REQUIRED TASK
Output the material word for word. Leave each picture out.

****************************************

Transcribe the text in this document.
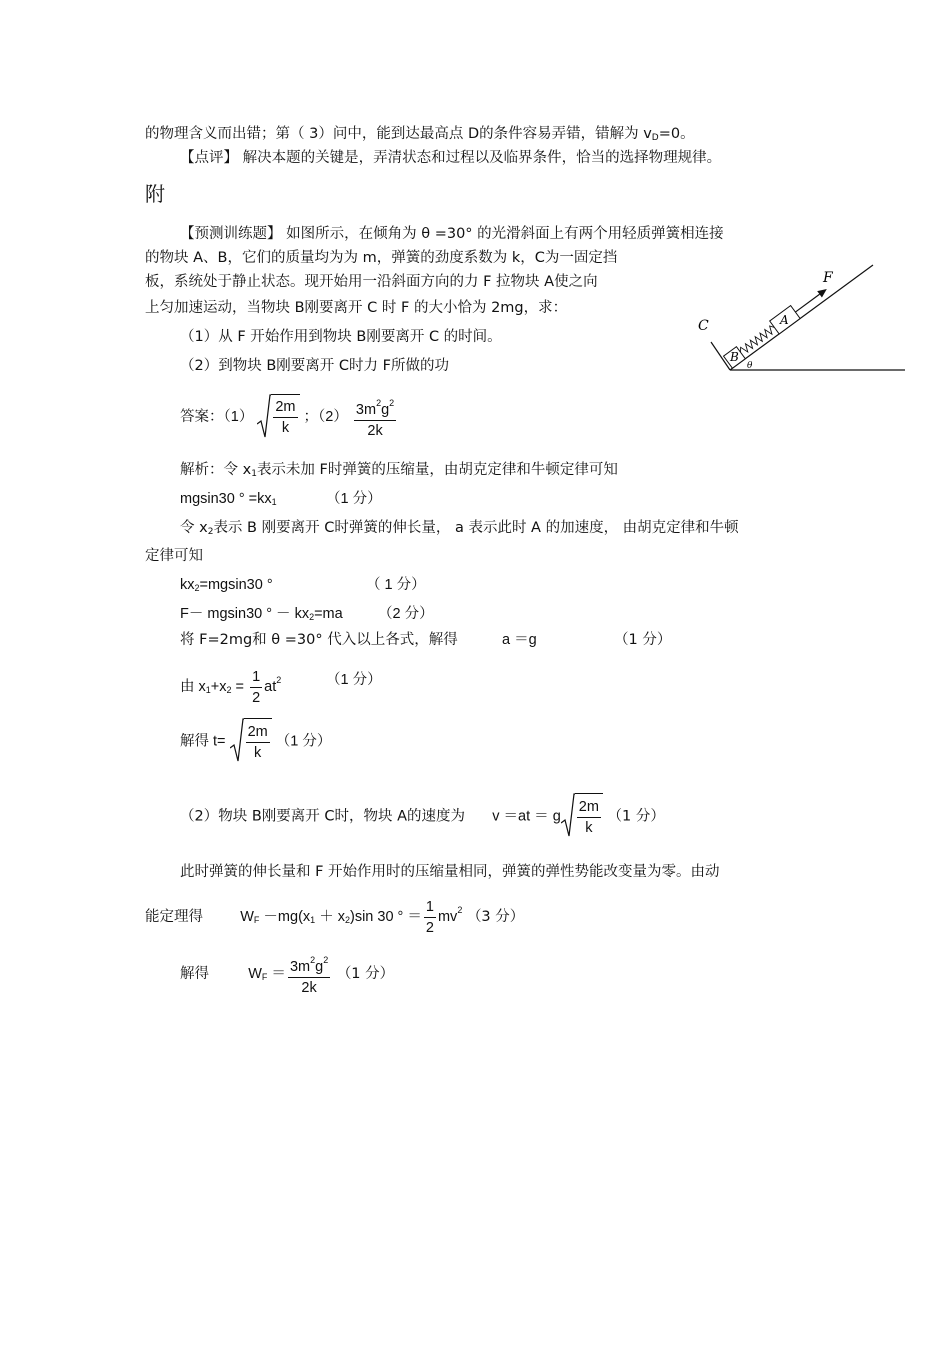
的物理含义而出错；第（ 3）问中，能到达最高点 D的条件容易弄错，错解为 $v_D=0$。
【点评】 解决本题的关键是，弄清状态和过程以及临界条件，恰当的选择物理规律。
附
【预测训练题】 如图所示，在倾角为 θ =30° 的光滑斜面上有两个用轻质弹簧相连接
的物块 A、B，它们的质量均为为 m，弹簧的劲度系数为 k，C为一固定挡
板，系统处于静止状态。现开始用一沿斜面方向的力 F 拉物块 A使之向
上匀加速运动，当物块 B刚要离开 C 时 F 的大小恰为 2mg，求：
（1）从 F 开始作用到物块 B刚要离开 C 的时间。
（2）到物块 B刚要离开 C时力 F所做的功
C
B
A
F
θ
答案：$(1) \frac{2m}{k}$ ；$(2) \frac{3m^2g^2}{2k}$
解析：令 $x_1$表示未加 F时弹簧的压缩量，由胡克定律和牛顿定律可知
mgsin30 ° $=kx_1$	（1 分）
令 $x_2$表示 B 刚要离开 C时弹簧的伸长量， a 表示此时 A 的加速度， 由胡克定律和牛顿
定律可知
$kx_2=mgsin30$ °	（ 1 分）
F－ mgsin30 ° － $kx_2=ma$ （2 分）
将 F=2mg和 θ =30° 代入以上各式，解得	a ＝g	（1 分）
由 $x_1+x_2 = \frac{1}{2} at^2$	（1 分）
解得 $t= \frac{2m}{k} (1$ 分）
（2）物块 B刚要离开 C时，物块 A的速度为 v ＝at ＝ g $\frac{2m}{k} (1$ 分）
此时弹簧的伸长量和 F 开始作用时的压缩量相同，弹簧的弹性势能改变量为零。由动
能定理得	$W_F -mg(x_1 + x_2)\sin$ 30 ° ＝ $\frac{1}{2} mv^2$ （3 分）
解得	$W_F = \frac{3m^2g^2}{2k} (1$ 分）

****************************************

RESULT
Transcribe the text in this document.
的物理含义而出错；第（ 3）问中，能到达最高点 D的条件容易弄错，错解为 $v_D=0$。
【点评】 解决本题的关键是，弄清状态和过程以及临界条件，恰当的选择物理规律。
附
【预测训练题】 如图所示，在倾角为 θ =30° 的光滑斜面上有两个用轻质弹簧相连接
的物块 A、B，它们的质量均为为 m，弹簧的劲度系数为 k，C为一固定挡
板，系统处于静止状态。现开始用一沿斜面方向的力 F 拉物块 A使之向
上匀加速运动，当物块 B刚要离开 C 时 F 的大小恰为 2mg，求：
（1）从 F 开始作用到物块 B刚要离开 C 的时间。
（2）到物块 B刚要离开 C时力 F所做的功
C
B
A
F
θ
答案：$(1) \frac{2m}{k}$ ；$(2) \frac{3m^2g^2}{2k}$
解析：令 $x_1$表示未加 F时弹簧的压缩量，由胡克定律和牛顿定律可知
mgsin30 ° $=kx_1$	（1 分）
令 $x_2$表示 B 刚要离开 C时弹簧的伸长量， a 表示此时 A 的加速度， 由胡克定律和牛顿
定律可知
$kx_2=mgsin30$ °	（ 1 分）
F－ mgsin30 ° － $kx_2=ma$ （2 分）
将 F=2mg和 θ =30° 代入以上各式，解得	a ＝g	（1 分）
由 $x_1+x_2 = \frac{1}{2} at^2$	（1 分）
解得 $t= \frac{2m}{k} (1$ 分）
（2）物块 B刚要离开 C时，物块 A的速度为 v ＝at ＝ g $\frac{2m}{k} (1$ 分）
此时弹簧的伸长量和 F 开始作用时的压缩量相同，弹簧的弹性势能改变量为零。由动
能定理得	$W_F -mg(x_1 + x_2)\sin$ 30 ° ＝ $\frac{1}{2} mv^2$ （3 分）
解得	$W_F = \frac{3m^2g^2}{2k} (1$ 分）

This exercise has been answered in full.